→ **OBJECTIVE**
From the entries that follow, pick out all lines holding "ServletRequestAttributes".

→ **Dataset records**

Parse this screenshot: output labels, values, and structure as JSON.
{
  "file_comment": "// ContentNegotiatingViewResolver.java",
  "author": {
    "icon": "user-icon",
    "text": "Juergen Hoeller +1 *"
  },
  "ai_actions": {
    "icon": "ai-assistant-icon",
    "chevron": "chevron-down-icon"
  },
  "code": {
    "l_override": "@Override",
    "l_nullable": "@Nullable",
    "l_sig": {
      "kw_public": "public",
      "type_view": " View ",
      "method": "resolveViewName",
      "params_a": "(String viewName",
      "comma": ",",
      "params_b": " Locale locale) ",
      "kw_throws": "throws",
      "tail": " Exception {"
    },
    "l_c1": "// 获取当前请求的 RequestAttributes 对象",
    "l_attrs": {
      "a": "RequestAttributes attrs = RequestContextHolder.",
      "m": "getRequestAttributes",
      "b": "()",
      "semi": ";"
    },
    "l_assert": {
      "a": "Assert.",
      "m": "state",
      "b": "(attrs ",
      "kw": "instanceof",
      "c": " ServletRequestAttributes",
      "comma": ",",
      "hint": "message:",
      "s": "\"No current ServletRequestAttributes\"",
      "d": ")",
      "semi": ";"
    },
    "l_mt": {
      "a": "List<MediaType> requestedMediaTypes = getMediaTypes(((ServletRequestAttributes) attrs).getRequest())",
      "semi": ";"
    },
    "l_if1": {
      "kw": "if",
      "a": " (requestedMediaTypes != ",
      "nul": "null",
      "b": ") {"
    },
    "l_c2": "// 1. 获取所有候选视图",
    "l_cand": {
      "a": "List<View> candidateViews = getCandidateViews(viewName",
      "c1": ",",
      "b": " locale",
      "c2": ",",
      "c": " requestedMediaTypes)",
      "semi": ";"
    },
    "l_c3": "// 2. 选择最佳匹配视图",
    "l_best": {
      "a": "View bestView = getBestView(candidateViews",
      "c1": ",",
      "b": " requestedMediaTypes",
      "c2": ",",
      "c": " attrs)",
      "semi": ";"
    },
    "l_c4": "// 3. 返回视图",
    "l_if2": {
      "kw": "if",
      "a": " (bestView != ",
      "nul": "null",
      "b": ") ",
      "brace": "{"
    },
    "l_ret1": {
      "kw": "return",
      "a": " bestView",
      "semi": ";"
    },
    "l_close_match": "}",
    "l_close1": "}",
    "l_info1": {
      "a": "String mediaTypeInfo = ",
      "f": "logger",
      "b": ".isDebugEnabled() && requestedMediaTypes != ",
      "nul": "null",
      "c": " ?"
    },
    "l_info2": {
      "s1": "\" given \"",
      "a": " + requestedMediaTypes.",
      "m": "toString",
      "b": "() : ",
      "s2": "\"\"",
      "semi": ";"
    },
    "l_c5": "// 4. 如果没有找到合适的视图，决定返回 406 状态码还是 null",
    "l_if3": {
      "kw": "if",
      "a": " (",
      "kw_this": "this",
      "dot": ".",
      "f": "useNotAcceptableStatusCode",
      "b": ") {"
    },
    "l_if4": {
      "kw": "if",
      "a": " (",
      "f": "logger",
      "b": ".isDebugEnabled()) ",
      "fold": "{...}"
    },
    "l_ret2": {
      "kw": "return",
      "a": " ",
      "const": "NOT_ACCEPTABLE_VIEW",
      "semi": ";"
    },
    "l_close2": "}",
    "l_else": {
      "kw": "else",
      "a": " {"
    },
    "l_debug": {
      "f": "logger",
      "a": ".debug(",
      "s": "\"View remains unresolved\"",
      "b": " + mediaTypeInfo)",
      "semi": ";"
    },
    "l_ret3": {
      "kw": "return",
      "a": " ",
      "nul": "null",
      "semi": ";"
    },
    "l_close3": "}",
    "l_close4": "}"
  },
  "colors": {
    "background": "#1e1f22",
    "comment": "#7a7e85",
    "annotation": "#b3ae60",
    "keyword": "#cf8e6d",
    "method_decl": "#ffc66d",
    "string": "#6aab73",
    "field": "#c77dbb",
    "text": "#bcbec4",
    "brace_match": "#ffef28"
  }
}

→ **WORKED ANSWER**
      "c": " ServletRequestAttributes",
      "s": "\"No current ServletRequestAttributes\"",
      "a": "List<MediaType> requestedMediaTypes = getMediaTypes(((ServletRequestAttributes) attrs).getRequest())",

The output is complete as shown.